__SHORT EXERCISE__: From the listing below, copy every line with the word "syerske".

(Stored records)
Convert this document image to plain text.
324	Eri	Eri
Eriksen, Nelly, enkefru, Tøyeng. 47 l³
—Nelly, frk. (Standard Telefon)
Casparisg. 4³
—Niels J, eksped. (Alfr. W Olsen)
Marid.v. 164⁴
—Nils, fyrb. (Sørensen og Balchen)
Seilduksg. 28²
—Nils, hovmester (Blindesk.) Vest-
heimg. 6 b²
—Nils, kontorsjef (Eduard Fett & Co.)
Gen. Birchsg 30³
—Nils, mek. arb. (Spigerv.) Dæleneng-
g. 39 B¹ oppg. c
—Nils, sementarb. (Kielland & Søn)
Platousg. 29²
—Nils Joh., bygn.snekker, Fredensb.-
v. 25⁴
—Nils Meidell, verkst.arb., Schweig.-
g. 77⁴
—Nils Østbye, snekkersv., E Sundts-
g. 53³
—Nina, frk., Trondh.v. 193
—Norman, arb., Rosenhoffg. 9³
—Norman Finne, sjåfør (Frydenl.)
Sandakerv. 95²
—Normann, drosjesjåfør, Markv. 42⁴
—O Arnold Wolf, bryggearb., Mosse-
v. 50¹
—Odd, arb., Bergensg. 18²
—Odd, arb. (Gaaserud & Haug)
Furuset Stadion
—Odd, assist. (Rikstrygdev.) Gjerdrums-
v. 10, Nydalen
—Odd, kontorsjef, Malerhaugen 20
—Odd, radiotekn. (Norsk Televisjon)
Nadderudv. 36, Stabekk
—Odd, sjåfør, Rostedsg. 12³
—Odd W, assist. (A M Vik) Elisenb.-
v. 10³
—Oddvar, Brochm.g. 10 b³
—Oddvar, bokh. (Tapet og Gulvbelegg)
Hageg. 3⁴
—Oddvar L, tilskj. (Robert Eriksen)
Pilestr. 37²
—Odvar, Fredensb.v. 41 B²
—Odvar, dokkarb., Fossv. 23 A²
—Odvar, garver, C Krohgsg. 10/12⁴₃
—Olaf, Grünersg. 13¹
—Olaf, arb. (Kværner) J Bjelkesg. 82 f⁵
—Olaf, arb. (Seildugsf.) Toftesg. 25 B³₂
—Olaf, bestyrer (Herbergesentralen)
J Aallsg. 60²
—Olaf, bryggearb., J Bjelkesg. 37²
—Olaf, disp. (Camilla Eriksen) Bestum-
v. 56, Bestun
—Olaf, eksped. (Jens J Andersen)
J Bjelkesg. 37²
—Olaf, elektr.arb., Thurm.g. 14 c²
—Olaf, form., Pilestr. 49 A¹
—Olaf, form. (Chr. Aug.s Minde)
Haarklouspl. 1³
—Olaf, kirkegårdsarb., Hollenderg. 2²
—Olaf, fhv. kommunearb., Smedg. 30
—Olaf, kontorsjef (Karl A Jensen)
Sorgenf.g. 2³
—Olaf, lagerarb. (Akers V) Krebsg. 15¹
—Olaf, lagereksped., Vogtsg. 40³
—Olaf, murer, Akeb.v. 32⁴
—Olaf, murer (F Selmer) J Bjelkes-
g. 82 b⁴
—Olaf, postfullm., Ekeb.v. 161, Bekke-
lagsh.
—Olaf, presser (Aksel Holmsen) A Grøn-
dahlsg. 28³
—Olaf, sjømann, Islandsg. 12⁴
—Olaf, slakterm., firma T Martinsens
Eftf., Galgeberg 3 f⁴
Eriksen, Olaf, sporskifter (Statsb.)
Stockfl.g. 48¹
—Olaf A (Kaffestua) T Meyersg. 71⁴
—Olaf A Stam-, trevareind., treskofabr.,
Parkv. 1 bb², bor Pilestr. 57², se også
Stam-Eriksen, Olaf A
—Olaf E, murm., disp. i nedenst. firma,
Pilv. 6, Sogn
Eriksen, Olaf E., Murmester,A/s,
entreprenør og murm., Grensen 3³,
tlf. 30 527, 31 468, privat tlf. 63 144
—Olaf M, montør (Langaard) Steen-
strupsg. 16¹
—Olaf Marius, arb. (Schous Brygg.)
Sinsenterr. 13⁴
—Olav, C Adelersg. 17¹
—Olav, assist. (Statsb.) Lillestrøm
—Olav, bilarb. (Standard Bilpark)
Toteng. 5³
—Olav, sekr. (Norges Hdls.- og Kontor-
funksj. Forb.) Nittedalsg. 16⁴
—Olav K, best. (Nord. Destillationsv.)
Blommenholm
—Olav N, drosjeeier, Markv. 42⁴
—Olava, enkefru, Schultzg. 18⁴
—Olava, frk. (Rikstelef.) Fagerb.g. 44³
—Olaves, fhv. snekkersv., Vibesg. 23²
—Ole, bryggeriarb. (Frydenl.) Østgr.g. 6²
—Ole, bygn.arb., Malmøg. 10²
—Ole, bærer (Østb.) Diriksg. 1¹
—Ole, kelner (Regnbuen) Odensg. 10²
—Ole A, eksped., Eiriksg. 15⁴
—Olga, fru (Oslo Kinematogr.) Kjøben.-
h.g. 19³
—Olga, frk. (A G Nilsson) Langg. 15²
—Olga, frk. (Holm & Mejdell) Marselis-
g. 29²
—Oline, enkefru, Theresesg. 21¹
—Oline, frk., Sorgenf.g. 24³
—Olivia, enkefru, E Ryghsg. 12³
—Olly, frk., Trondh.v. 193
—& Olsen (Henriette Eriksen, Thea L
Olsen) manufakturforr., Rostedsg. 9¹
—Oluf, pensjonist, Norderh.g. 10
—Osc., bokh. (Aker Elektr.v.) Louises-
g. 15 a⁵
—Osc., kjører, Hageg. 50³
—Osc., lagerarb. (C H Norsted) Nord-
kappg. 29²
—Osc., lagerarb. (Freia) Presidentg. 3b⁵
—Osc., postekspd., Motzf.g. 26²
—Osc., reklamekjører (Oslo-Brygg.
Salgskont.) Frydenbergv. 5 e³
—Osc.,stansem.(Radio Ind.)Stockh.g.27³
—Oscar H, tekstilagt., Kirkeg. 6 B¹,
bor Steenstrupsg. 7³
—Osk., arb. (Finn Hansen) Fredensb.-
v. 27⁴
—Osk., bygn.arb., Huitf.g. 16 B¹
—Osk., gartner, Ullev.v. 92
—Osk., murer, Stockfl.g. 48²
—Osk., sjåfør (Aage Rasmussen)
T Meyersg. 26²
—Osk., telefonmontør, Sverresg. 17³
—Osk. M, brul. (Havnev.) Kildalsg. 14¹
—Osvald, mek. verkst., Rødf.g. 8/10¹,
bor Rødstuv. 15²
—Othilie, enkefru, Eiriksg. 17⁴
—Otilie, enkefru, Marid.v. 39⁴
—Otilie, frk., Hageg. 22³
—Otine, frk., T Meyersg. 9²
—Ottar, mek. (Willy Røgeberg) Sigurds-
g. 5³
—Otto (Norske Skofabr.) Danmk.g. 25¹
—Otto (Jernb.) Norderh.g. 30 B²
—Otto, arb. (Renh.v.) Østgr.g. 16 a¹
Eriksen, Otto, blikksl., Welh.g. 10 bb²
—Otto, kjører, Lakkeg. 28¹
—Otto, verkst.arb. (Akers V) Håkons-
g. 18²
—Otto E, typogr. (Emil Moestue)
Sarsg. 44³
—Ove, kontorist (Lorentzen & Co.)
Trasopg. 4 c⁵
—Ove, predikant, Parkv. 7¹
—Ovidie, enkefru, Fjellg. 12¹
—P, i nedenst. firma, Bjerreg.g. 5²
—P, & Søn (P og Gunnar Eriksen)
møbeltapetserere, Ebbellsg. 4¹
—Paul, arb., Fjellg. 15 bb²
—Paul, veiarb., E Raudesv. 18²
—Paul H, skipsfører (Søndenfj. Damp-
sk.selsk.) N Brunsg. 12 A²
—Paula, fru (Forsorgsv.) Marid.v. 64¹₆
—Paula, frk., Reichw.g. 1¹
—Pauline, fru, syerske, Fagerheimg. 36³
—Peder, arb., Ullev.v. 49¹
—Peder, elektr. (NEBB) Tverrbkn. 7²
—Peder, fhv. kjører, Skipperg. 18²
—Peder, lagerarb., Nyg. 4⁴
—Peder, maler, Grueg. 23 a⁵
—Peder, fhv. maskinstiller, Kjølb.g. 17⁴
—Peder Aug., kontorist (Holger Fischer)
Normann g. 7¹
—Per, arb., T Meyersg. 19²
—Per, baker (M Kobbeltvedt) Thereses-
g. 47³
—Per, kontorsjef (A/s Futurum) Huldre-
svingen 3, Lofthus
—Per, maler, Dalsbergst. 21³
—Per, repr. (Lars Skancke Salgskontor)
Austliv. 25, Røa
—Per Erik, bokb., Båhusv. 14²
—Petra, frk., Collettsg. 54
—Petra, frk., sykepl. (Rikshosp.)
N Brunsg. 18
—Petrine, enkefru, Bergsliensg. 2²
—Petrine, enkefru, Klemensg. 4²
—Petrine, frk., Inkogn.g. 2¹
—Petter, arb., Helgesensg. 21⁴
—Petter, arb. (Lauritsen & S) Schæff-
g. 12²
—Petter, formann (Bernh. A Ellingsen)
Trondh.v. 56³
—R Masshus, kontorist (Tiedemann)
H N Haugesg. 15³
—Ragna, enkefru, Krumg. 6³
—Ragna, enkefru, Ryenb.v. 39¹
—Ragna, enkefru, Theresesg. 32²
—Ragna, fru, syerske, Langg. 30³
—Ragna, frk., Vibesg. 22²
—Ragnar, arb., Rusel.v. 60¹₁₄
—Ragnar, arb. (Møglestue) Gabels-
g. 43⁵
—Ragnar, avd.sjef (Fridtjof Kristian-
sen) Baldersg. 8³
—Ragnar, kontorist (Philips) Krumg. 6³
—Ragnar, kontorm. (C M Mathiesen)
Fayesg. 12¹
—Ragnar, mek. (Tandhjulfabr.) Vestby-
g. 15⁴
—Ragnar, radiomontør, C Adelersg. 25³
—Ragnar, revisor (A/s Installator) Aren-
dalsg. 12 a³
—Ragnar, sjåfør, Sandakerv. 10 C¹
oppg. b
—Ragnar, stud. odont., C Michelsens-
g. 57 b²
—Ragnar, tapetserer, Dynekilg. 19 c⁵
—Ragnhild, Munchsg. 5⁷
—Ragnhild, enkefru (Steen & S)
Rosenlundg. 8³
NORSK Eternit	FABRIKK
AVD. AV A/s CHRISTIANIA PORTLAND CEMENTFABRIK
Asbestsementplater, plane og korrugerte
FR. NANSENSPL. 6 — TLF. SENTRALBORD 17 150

__SOLUTION__:
—Pauline, fru, syerske, Fagerheimg. 36³
—Ragna, fru, syerske, Langg. 30³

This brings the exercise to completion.